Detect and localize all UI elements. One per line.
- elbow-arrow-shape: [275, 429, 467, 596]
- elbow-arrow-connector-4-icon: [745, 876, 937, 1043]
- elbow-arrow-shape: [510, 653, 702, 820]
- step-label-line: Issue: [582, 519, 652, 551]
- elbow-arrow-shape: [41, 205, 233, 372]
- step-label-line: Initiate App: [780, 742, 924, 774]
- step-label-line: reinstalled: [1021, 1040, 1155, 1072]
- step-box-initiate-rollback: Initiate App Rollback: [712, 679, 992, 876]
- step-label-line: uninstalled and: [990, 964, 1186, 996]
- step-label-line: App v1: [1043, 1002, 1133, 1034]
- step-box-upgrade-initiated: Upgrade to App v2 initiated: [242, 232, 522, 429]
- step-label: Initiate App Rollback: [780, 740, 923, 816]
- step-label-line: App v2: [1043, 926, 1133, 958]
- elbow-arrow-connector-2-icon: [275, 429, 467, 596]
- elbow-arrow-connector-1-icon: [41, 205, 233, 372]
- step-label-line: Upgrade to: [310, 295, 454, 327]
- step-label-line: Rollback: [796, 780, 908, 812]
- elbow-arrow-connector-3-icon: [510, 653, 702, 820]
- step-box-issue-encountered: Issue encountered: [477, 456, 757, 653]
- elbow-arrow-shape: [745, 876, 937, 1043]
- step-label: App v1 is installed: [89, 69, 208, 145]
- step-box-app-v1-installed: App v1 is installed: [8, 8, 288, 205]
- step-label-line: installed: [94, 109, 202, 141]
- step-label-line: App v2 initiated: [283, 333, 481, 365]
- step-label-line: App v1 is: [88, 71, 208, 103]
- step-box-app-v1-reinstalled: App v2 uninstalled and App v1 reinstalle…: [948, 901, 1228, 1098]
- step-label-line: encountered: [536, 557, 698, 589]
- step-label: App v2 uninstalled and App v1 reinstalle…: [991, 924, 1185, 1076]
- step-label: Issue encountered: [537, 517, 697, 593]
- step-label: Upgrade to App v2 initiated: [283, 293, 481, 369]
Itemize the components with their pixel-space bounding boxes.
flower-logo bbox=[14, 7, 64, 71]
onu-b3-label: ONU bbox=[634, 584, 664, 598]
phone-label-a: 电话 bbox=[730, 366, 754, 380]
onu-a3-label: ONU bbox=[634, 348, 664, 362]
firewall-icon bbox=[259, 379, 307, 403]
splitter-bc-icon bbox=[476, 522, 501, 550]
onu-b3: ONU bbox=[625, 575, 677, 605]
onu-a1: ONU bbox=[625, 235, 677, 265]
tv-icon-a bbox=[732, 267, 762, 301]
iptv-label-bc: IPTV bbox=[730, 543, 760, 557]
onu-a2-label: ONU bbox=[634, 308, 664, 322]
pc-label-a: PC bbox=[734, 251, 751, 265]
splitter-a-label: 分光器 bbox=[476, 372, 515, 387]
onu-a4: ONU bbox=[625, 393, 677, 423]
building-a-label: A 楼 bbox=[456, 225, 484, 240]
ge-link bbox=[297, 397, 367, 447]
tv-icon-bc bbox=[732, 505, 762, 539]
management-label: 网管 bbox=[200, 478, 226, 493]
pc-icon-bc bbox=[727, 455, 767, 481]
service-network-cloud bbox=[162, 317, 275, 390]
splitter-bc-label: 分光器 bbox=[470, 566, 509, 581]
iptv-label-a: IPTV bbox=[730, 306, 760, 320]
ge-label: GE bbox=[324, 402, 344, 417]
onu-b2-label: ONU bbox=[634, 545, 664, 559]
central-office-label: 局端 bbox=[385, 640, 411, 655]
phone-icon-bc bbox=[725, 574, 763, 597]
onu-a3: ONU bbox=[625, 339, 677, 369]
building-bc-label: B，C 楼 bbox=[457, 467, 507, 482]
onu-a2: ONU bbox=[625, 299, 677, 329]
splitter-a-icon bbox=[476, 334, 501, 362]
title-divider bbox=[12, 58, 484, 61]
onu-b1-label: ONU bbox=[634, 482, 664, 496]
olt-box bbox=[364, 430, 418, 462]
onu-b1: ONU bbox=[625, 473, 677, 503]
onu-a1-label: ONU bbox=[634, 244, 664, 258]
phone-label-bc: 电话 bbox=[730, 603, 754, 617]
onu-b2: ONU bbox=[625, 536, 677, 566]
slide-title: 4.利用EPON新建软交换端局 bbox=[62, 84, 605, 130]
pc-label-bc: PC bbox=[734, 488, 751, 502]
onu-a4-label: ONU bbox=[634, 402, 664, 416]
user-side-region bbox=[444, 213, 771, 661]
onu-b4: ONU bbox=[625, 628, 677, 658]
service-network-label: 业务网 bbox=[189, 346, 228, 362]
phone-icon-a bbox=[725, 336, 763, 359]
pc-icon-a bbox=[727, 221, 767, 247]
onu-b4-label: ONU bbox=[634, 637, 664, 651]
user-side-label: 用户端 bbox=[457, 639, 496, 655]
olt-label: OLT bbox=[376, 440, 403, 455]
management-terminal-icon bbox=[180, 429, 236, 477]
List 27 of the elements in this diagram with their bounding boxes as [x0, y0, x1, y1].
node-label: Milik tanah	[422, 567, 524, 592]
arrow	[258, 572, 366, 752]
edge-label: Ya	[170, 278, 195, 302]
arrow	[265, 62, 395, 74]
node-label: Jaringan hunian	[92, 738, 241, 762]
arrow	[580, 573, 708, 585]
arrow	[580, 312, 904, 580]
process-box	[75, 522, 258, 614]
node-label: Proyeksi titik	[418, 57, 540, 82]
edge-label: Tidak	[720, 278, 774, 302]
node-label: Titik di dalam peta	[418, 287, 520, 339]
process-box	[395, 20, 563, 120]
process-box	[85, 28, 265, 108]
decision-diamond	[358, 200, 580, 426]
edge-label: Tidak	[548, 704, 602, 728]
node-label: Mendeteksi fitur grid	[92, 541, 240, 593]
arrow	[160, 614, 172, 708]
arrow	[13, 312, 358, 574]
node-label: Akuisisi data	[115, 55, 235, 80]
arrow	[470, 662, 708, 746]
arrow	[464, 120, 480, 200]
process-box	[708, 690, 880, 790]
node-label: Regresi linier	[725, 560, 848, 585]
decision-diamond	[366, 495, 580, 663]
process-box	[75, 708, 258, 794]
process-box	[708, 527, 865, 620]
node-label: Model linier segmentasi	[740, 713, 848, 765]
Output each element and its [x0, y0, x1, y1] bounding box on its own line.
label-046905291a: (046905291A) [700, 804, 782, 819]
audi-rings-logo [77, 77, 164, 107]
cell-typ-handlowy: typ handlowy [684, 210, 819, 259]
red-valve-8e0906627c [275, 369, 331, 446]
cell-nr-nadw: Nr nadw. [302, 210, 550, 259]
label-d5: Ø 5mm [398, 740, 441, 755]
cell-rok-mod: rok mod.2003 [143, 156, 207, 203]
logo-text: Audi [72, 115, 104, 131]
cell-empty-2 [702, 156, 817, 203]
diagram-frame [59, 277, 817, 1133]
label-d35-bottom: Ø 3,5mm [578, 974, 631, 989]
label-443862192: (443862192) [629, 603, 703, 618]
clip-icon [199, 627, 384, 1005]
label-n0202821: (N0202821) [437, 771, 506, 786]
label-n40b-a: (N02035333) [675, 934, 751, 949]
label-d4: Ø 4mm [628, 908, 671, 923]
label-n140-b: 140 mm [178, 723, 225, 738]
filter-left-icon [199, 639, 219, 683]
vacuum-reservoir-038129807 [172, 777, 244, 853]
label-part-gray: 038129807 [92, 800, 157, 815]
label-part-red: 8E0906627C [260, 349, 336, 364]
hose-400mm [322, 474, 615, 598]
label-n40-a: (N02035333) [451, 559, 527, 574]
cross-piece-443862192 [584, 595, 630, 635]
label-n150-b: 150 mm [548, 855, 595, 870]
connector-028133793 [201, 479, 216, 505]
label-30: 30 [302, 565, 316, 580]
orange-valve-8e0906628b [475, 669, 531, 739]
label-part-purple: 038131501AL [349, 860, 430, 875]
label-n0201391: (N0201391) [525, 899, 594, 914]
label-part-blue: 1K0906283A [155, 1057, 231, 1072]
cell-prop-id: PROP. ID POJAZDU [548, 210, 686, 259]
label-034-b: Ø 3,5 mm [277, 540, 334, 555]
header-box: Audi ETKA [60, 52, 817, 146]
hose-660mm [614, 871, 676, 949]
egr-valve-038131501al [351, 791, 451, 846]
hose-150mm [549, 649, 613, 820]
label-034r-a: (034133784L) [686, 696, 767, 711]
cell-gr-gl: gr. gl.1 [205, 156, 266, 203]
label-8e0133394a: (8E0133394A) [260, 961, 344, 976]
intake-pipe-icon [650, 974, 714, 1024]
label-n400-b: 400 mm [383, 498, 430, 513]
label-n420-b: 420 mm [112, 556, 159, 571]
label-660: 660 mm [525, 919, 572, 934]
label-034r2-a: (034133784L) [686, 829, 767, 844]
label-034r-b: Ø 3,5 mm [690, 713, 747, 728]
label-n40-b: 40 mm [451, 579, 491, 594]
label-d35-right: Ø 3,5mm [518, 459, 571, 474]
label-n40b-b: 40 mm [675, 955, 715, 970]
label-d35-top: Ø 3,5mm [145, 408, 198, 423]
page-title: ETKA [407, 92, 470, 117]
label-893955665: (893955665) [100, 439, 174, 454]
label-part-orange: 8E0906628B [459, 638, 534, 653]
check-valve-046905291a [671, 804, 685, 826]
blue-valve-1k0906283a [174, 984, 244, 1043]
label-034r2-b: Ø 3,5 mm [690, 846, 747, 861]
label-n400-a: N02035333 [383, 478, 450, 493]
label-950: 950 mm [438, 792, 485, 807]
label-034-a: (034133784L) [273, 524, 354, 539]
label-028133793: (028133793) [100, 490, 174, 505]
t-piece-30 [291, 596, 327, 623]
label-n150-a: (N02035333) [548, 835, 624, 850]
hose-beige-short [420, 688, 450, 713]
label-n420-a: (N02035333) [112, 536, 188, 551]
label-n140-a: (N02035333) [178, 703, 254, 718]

++++++

* EXERCISE INSTRUCTIONS
Reproduce verbatim the lines from the start of the records through the line that contains "- step-label: Initiate", including both ends.

* CORRECT RESPONSE
Detect and localize all UI elements. One per line.
- elbow-arrow-shape: [275, 429, 467, 596]
- elbow-arrow-connector-4-icon: [745, 876, 937, 1043]
- elbow-arrow-shape: [510, 653, 702, 820]
- step-label-line: Issue: [582, 519, 652, 551]
- elbow-arrow-shape: [41, 205, 233, 372]
- step-label-line: Initiate App: [780, 742, 924, 774]
- step-label-line: reinstalled: [1021, 1040, 1155, 1072]
- step-box-initiate-rollback: Initiate App Rollback: [712, 679, 992, 876]
- step-label-line: uninstalled and: [990, 964, 1186, 996]
- step-label-line: App v1: [1043, 1002, 1133, 1034]
- step-box-upgrade-initiated: Upgrade to App v2 initiated: [242, 232, 522, 429]
- step-label: Initiate App Rollback: [780, 740, 923, 816]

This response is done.